MATERIAL TO PROCESS —

************

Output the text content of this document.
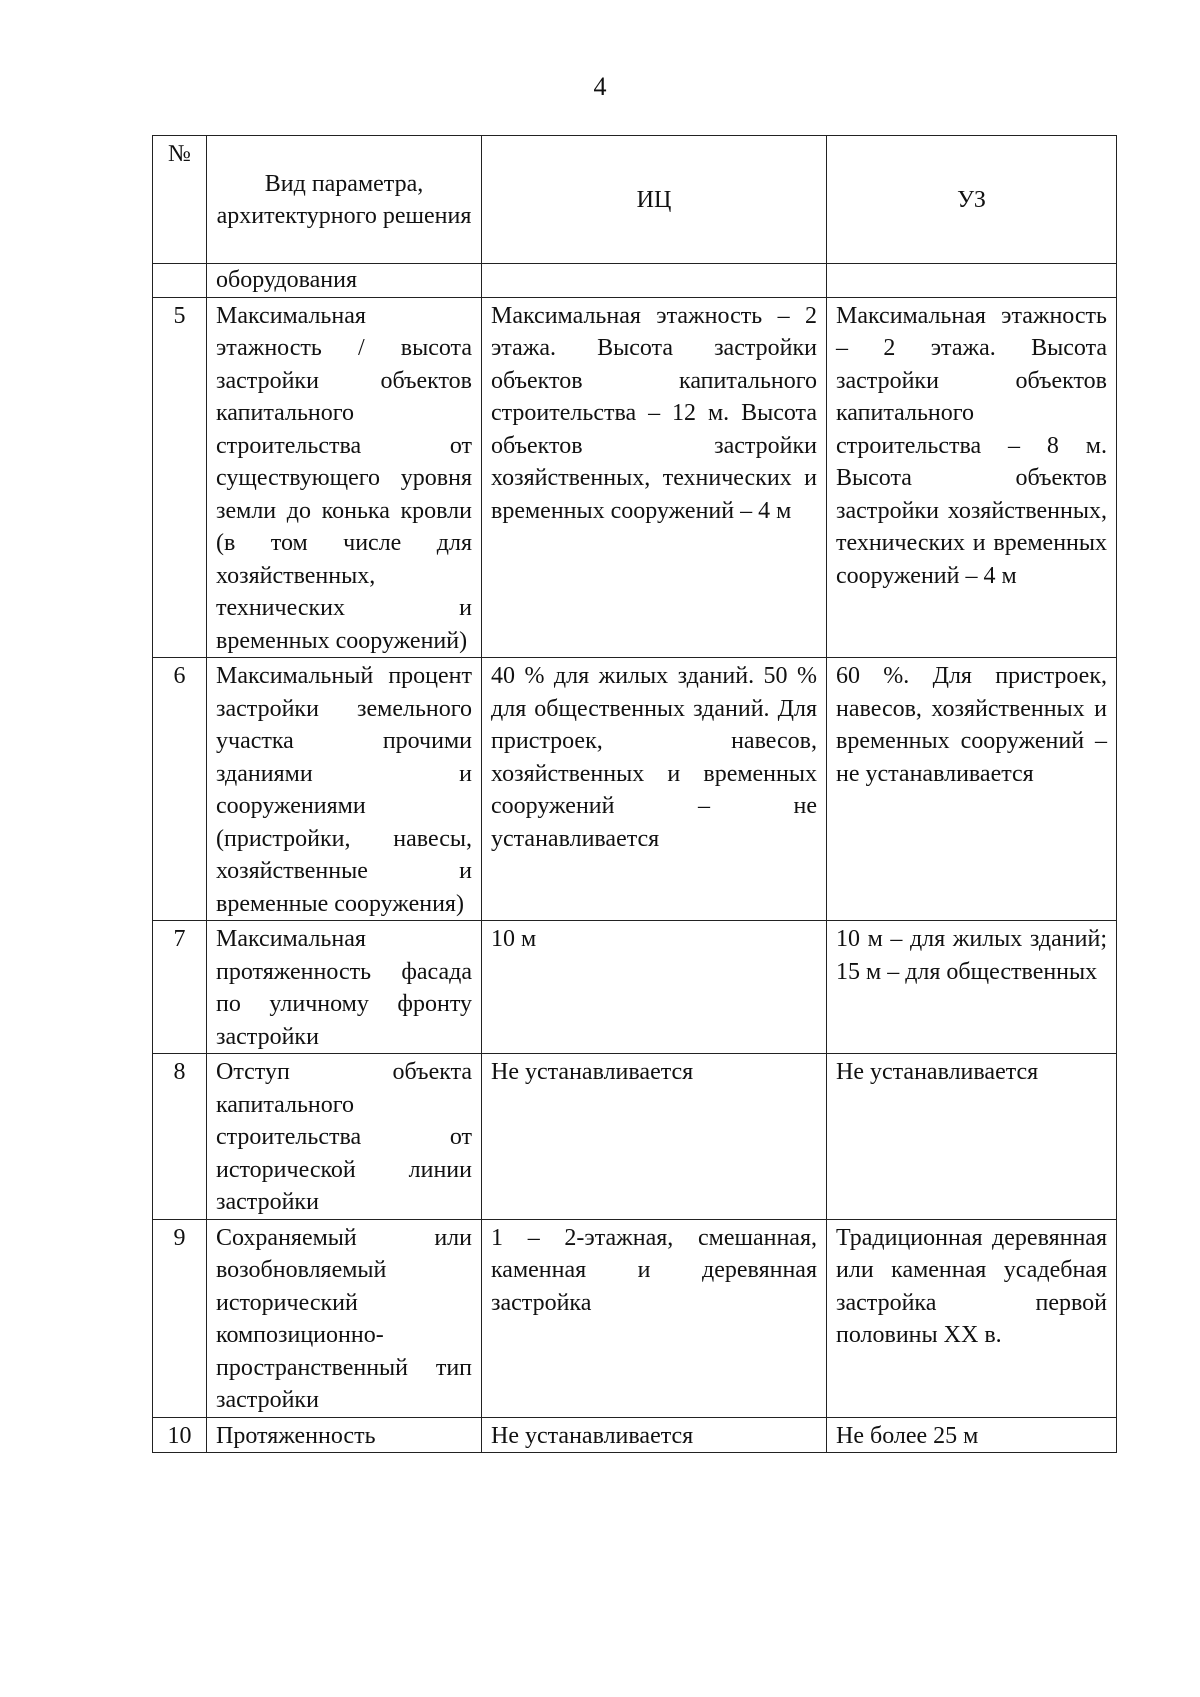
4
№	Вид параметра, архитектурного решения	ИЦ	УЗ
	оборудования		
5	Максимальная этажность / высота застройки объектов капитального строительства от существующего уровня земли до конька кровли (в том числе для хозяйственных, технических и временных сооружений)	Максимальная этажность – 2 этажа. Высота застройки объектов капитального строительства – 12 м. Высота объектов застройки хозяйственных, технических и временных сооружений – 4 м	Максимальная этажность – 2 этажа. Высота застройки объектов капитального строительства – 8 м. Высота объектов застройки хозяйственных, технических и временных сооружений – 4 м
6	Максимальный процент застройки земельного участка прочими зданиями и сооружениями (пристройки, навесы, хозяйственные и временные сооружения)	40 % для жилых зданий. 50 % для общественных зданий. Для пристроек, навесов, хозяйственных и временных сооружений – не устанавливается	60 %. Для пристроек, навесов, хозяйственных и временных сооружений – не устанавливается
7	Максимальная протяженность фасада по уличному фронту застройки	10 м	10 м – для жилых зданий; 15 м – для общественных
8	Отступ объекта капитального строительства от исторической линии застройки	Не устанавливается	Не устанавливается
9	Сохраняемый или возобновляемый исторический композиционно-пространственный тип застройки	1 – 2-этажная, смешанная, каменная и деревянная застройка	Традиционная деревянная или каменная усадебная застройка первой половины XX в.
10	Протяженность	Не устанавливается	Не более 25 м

************

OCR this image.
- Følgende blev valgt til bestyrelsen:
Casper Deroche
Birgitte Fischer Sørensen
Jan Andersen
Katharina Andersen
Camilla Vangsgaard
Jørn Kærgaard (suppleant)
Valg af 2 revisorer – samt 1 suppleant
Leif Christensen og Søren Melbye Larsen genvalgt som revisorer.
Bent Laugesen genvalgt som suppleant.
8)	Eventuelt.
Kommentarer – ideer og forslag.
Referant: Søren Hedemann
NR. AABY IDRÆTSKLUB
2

************

SHORT EXERCISE — Report the count of lines in the entries that contain the string "this", and nothing besides it.

PROBLEM SOLUTION — 2